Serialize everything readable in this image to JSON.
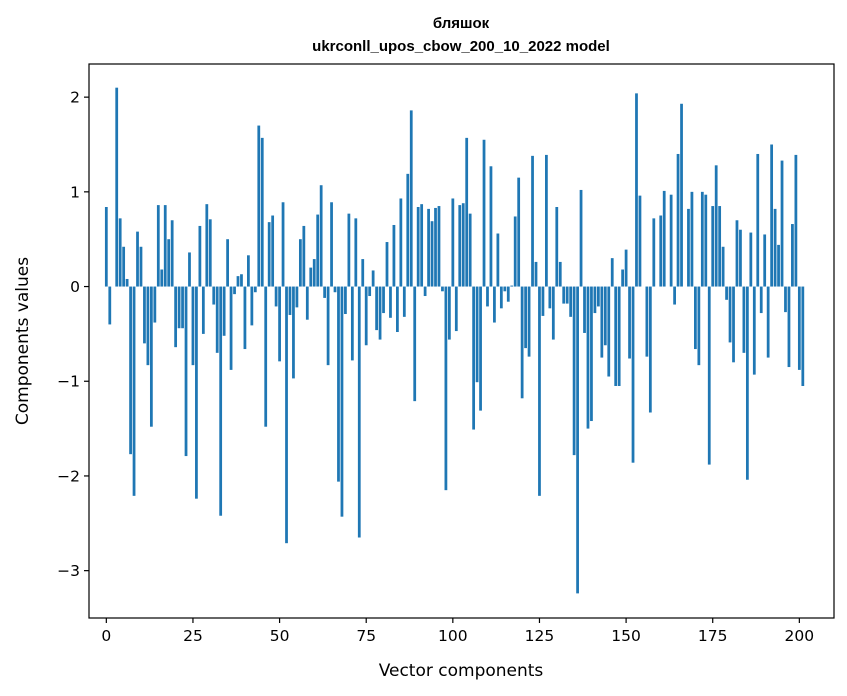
{
  "chart_data": {
    "type": "bar",
    "title": "бляшок",
    "subtitle": "ukrconll_upos_cbow_200_10_2022 model",
    "xlabel": "Vector components",
    "ylabel": "Components values",
    "xlim": [
      -5,
      210
    ],
    "ylim": [
      -3.5,
      2.35
    ],
    "xticks": [
      0,
      25,
      50,
      75,
      100,
      125,
      150,
      175,
      200
    ],
    "yticks": [
      -3,
      -2,
      -1,
      0,
      1,
      2
    ],
    "ytick_labels": [
      "−3",
      "−2",
      "−1",
      "0",
      "1",
      "2"
    ],
    "grid": false,
    "bar_color": "#1f77b4",
    "values": [
      0.84,
      -0.4,
      0.0,
      2.1,
      0.72,
      0.42,
      0.08,
      -1.77,
      -2.21,
      0.58,
      0.42,
      -0.6,
      -0.83,
      -1.48,
      -0.38,
      0.86,
      0.18,
      0.86,
      0.5,
      0.7,
      -0.64,
      -0.44,
      -0.44,
      -1.79,
      0.36,
      -0.83,
      -2.24,
      0.64,
      -0.5,
      0.87,
      0.71,
      -0.19,
      -0.7,
      -2.42,
      -0.52,
      0.5,
      -0.88,
      -0.08,
      0.11,
      0.13,
      -0.66,
      0.33,
      -0.41,
      -0.06,
      1.7,
      1.57,
      -1.48,
      0.68,
      0.75,
      -0.21,
      -0.79,
      0.89,
      -2.71,
      -0.3,
      -0.97,
      -0.22,
      0.5,
      0.64,
      -0.35,
      0.2,
      0.29,
      0.76,
      1.07,
      -0.12,
      -0.83,
      0.89,
      -0.06,
      -2.06,
      -2.43,
      -0.29,
      0.77,
      -0.78,
      0.72,
      -2.65,
      0.29,
      -0.62,
      -0.1,
      0.17,
      -0.46,
      -0.56,
      -0.28,
      0.47,
      -0.33,
      0.65,
      -0.48,
      0.93,
      -0.32,
      1.19,
      1.86,
      -1.21,
      0.84,
      0.87,
      -0.1,
      0.82,
      0.69,
      0.83,
      0.85,
      -0.05,
      -2.15,
      -0.56,
      0.93,
      -0.47,
      0.86,
      0.88,
      1.57,
      0.77,
      -1.51,
      -1.01,
      -1.31,
      1.55,
      -0.21,
      1.27,
      -0.38,
      0.56,
      -0.23,
      -0.05,
      -0.16,
      0.01,
      0.74,
      1.15,
      -1.18,
      -0.65,
      -0.74,
      1.38,
      0.26,
      -2.21,
      -0.31,
      1.39,
      -0.23,
      -0.56,
      0.84,
      0.26,
      -0.18,
      -0.18,
      -0.32,
      -1.78,
      -3.24,
      1.02,
      -0.49,
      -1.5,
      -1.42,
      -0.28,
      -0.21,
      -0.75,
      -0.62,
      -0.95,
      0.3,
      -1.05,
      -1.05,
      0.18,
      0.39,
      -0.76,
      -1.86,
      2.04,
      0.96,
      0.0,
      -0.74,
      -1.33,
      0.72,
      0.0,
      0.75,
      1.01,
      0.0,
      0.97,
      -0.19,
      1.4,
      1.93,
      0.0,
      0.82,
      1.0,
      -0.66,
      -0.83,
      1.0,
      0.97,
      -1.88,
      0.85,
      1.28,
      0.85,
      0.42,
      -0.14,
      -0.59,
      -0.8,
      0.7,
      0.6,
      -0.7,
      -2.04,
      0.57,
      -0.93,
      1.4,
      -0.28,
      0.55,
      -0.75,
      1.5,
      0.82,
      0.44,
      1.33,
      -0.27,
      -0.85,
      0.66,
      1.39,
      -0.88,
      -1.05
    ]
  }
}
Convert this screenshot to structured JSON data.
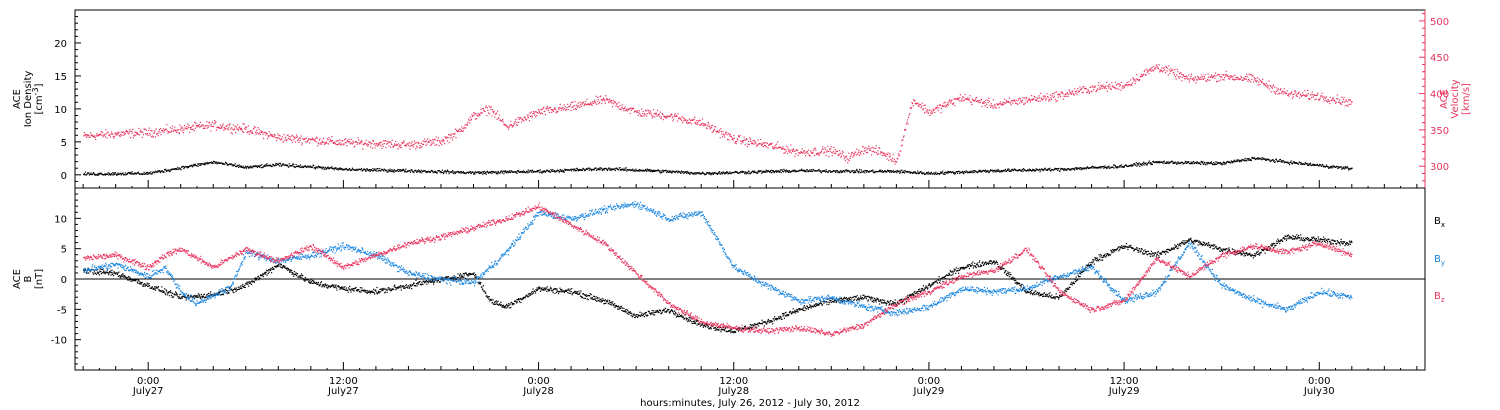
{
  "chart_data": [
    {
      "type": "scatter",
      "panel": "top",
      "ylabel_lines": [
        "ACE",
        "Ion Density",
        "[cm^-3]"
      ],
      "y2label_lines": [
        "ACE",
        "Velocity",
        "[km/s]"
      ],
      "ylim": [
        -2,
        25
      ],
      "y_ticks": [
        0,
        5,
        10,
        15,
        20
      ],
      "y2lim": [
        270,
        515
      ],
      "y2_ticks": [
        300,
        350,
        400,
        450,
        500
      ],
      "colors": {
        "density": "#000000",
        "velocity": "#e8365f"
      },
      "series": [
        {
          "name": "Ion Density",
          "axis": "left",
          "color": "#000000",
          "hours": [
            -4,
            0,
            4,
            6,
            8,
            10,
            12,
            16,
            20,
            24,
            28,
            31,
            34,
            40,
            44,
            46,
            48,
            52,
            56,
            60,
            62,
            66,
            68,
            70,
            72,
            74
          ],
          "values": [
            0.2,
            0.3,
            2.0,
            1.2,
            1.6,
            1.3,
            0.9,
            0.7,
            0.4,
            0.6,
            1.0,
            0.7,
            0.3,
            0.7,
            0.6,
            0.6,
            0.3,
            0.7,
            0.9,
            1.4,
            2.0,
            1.8,
            2.6,
            2.0,
            1.5,
            1.0
          ]
        },
        {
          "name": "Velocity",
          "axis": "right",
          "color": "#e8365f",
          "hours": [
            -4,
            -2,
            0,
            2,
            4,
            6,
            8,
            10,
            12,
            14,
            16,
            18,
            19,
            20,
            21,
            22,
            24,
            26,
            28,
            30,
            32,
            34,
            36,
            38,
            40,
            42,
            43,
            44,
            45,
            46,
            47,
            48,
            50,
            52,
            54,
            56,
            58,
            60,
            62,
            64,
            66,
            68,
            70,
            72,
            74
          ],
          "values": [
            342,
            345,
            347,
            352,
            357,
            352,
            340,
            337,
            333,
            332,
            330,
            335,
            347,
            370,
            380,
            355,
            375,
            382,
            392,
            375,
            370,
            360,
            338,
            330,
            320,
            322,
            312,
            325,
            320,
            308,
            392,
            375,
            395,
            385,
            392,
            398,
            408,
            412,
            438,
            420,
            425,
            420,
            400,
            397,
            388
          ]
        }
      ]
    },
    {
      "type": "scatter",
      "panel": "bottom",
      "ylabel_lines": [
        "ACE",
        "B",
        "[nT]"
      ],
      "ylim": [
        -15,
        15
      ],
      "y_ticks": [
        -10,
        -5,
        0,
        5,
        10
      ],
      "legend_position": "right",
      "series": [
        {
          "name": "Bx",
          "label_main": "B",
          "label_sub": "x",
          "color": "#000000",
          "hours": [
            -4,
            -2,
            0,
            2,
            4,
            6,
            8,
            10,
            12,
            14,
            16,
            18,
            20,
            21,
            22,
            24,
            26,
            28,
            30,
            32,
            34,
            36,
            38,
            40,
            42,
            44,
            46,
            48,
            50,
            52,
            54,
            56,
            58,
            60,
            62,
            64,
            66,
            68,
            70,
            72,
            74
          ],
          "values": [
            1.5,
            1.0,
            -1.0,
            -3.0,
            -2.5,
            -1.0,
            2.5,
            -0.5,
            -1.5,
            -2.0,
            -1.0,
            0.0,
            1.0,
            -3.5,
            -4.5,
            -1.5,
            -2.0,
            -3.5,
            -6.0,
            -5.0,
            -7.5,
            -8.5,
            -7.0,
            -5.0,
            -3.5,
            -3.0,
            -4.0,
            -1.0,
            2.0,
            3.0,
            -2.0,
            -3.0,
            3.0,
            5.5,
            4.0,
            6.5,
            5.0,
            4.0,
            7.0,
            6.5,
            6.0
          ]
        },
        {
          "name": "By",
          "label_main": "B",
          "label_sub": "y",
          "color": "#1a86e0",
          "hours": [
            -4,
            -2,
            0,
            1,
            2,
            3,
            4,
            5,
            6,
            8,
            10,
            12,
            14,
            16,
            18,
            20,
            21,
            22,
            24,
            26,
            28,
            30,
            32,
            34,
            36,
            38,
            40,
            42,
            44,
            46,
            48,
            50,
            52,
            54,
            56,
            58,
            60,
            62,
            64,
            66,
            68,
            70,
            72,
            74
          ],
          "values": [
            1.5,
            2.5,
            0.5,
            2.0,
            -2.0,
            -4.0,
            -2.5,
            -1.5,
            4.5,
            3.0,
            4.0,
            5.5,
            4.0,
            1.0,
            0.0,
            -0.5,
            2.0,
            4.5,
            11.0,
            10.0,
            11.5,
            12.5,
            10.0,
            11.0,
            2.0,
            -1.0,
            -3.5,
            -3.0,
            -4.5,
            -5.5,
            -4.5,
            -1.5,
            -2.0,
            -1.5,
            0.5,
            2.0,
            -3.5,
            -2.0,
            6.0,
            -1.0,
            -3.5,
            -5.0,
            -2.0,
            -3.0
          ]
        },
        {
          "name": "Bz",
          "label_main": "B",
          "label_sub": "z",
          "color": "#e8365f",
          "hours": [
            -4,
            -2,
            0,
            1,
            2,
            4,
            6,
            8,
            10,
            12,
            14,
            16,
            18,
            20,
            22,
            24,
            26,
            28,
            30,
            32,
            34,
            36,
            38,
            40,
            42,
            44,
            46,
            48,
            50,
            52,
            54,
            56,
            58,
            60,
            62,
            64,
            66,
            68,
            70,
            72,
            74
          ],
          "values": [
            3.5,
            4.0,
            2.0,
            4.0,
            5.0,
            2.0,
            5.0,
            3.0,
            5.5,
            2.0,
            4.0,
            6.0,
            7.0,
            8.5,
            10.0,
            12.0,
            9.0,
            6.0,
            1.0,
            -4.0,
            -7.0,
            -8.0,
            -8.5,
            -8.0,
            -9.0,
            -7.5,
            -4.0,
            -2.0,
            0.5,
            1.5,
            5.0,
            -2.0,
            -5.0,
            -3.5,
            3.5,
            0.5,
            4.0,
            5.5,
            4.5,
            6.0,
            4.0
          ]
        }
      ]
    }
  ],
  "x_axis": {
    "xlabel": "hours:minutes, July 26, 2012 - July 30, 2012",
    "xlim_hours": [
      -4.5,
      78.5
    ],
    "ticks": [
      {
        "hour": 0,
        "time": "0:00",
        "date": "July27"
      },
      {
        "hour": 12,
        "time": "12:00",
        "date": "July27"
      },
      {
        "hour": 24,
        "time": "0:00",
        "date": "July28"
      },
      {
        "hour": 36,
        "time": "12:00",
        "date": "July28"
      },
      {
        "hour": 48,
        "time": "0:00",
        "date": "July29"
      },
      {
        "hour": 60,
        "time": "12:00",
        "date": "July29"
      },
      {
        "hour": 72,
        "time": "0:00",
        "date": "July30"
      }
    ]
  }
}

What the exercise asks:
Each line above that includes "xlabel" should be shown.

Task answer:
    "xlabel": "Vector components",
    "xlabel": "hours:minutes, July 26, 2012 - July 30, 2012",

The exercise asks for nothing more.